▶ _EXERCISE PROMPT_: Would it be possible to write out each entry below exactly, without the pictures?

▶ _GIVEN DATA_:
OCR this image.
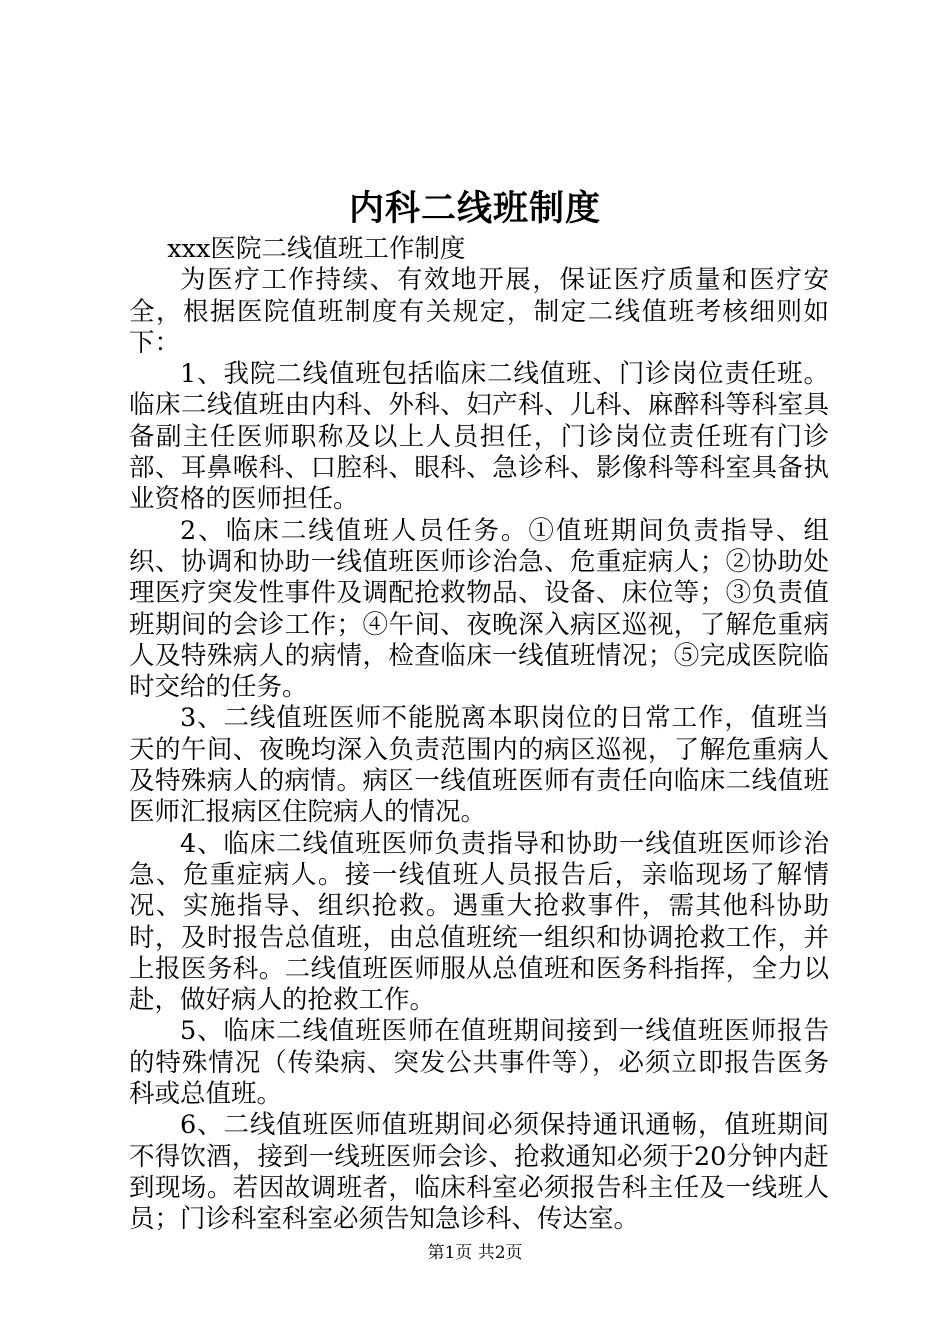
内科二线班制度

xxx医院二线值班工作制度

为医疗工作持续、有效地开展，保证医疗质量和医疗安全，根据医院值班制度有关规定，制定二线值班考核细则如下：

1、我院二线值班包括临床二线值班、门诊岗位责任班。临床二线值班由内科、外科、妇产科、儿科、麻醉科等科室具备副主任医师职称及以上人员担任，门诊岗位责任班有门诊部、耳鼻喉科、口腔科、眼科、急诊科、影像科等科室具备执业资格的医师担任。

2、临床二线值班人员任务。①值班期间负责指导、组织、协调和协助一线值班医师诊治急、危重症病人；②协助处理医疗突发性事件及调配抢救物品、设备、床位等；③负责值班期间的会诊工作；④午间、夜晚深入病区巡视，了解危重病人及特殊病人的病情，检查临床一线值班情况；⑤完成医院临时交给的任务。

3、二线值班医师不能脱离本职岗位的日常工作，值班当天的午间、夜晚均深入负责范围内的病区巡视，了解危重病人及特殊病人的病情。病区一线值班医师有责任向临床二线值班医师汇报病区住院病人的情况。

4、临床二线值班医师负责指导和协助一线值班医师诊治急、危重症病人。接一线值班人员报告后，亲临现场了解情况、实施指导、组织抢救。遇重大抢救事件，需其他科协助时，及时报告总值班，由总值班统一组织和协调抢救工作，并上报医务科。二线值班医师服从总值班和医务科指挥，全力以赴，做好病人的抢救工作。

5、临床二线值班医师在值班期间接到一线值班医师报告的特殊情况（传染病、突发公共事件等），必须立即报告医务科或总值班。

6、二线值班医师值班期间必须保持通讯通畅，值班期间不得饮酒，接到一线班医师会诊、抢救通知必须于20分钟内赶到现场。若因故调班者，临床科室必须报告科主任及一线班人员；门诊科室科室必须告知急诊科、传达室。

第1页 共2页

▶ _SOLUTION TO THIS PROBLEM_:
OCR this image.
内科二线班制度

xxx医院二线值班工作制度

为医疗工作持续、有效地开展，保证医疗质量和医疗安全，根据医院值班制度有关规定，制定二线值班考核细则如下：

1、我院二线值班包括临床二线值班、门诊岗位责任班。临床二线值班由内科、外科、妇产科、儿科、麻醉科等科室具备副主任医师职称及以上人员担任，门诊岗位责任班有门诊部、耳鼻喉科、口腔科、眼科、急诊科、影像科等科室具备执业资格的医师担任。

2、临床二线值班人员任务。①值班期间负责指导、组织、协调和协助一线值班医师诊治急、危重症病人；②协助处理医疗突发性事件及调配抢救物品、设备、床位等；③负责值班期间的会诊工作；④午间、夜晚深入病区巡视，了解危重病人及特殊病人的病情，检查临床一线值班情况；⑤完成医院临时交给的任务。

3、二线值班医师不能脱离本职岗位的日常工作，值班当天的午间、夜晚均深入负责范围内的病区巡视，了解危重病人及特殊病人的病情。病区一线值班医师有责任向临床二线值班医师汇报病区住院病人的情况。

4、临床二线值班医师负责指导和协助一线值班医师诊治急、危重症病人。接一线值班人员报告后，亲临现场了解情况、实施指导、组织抢救。遇重大抢救事件，需其他科协助时，及时报告总值班，由总值班统一组织和协调抢救工作，并上报医务科。二线值班医师服从总值班和医务科指挥，全力以赴，做好病人的抢救工作。

5、临床二线值班医师在值班期间接到一线值班医师报告的特殊情况（传染病、突发公共事件等），必须立即报告医务科或总值班。

6、二线值班医师值班期间必须保持通讯通畅，值班期间不得饮酒，接到一线班医师会诊、抢救通知必须于20分钟内赶到现场。若因故调班者，临床科室必须报告科主任及一线班人员；门诊科室科室必须告知急诊科、传达室。

第1页 共2页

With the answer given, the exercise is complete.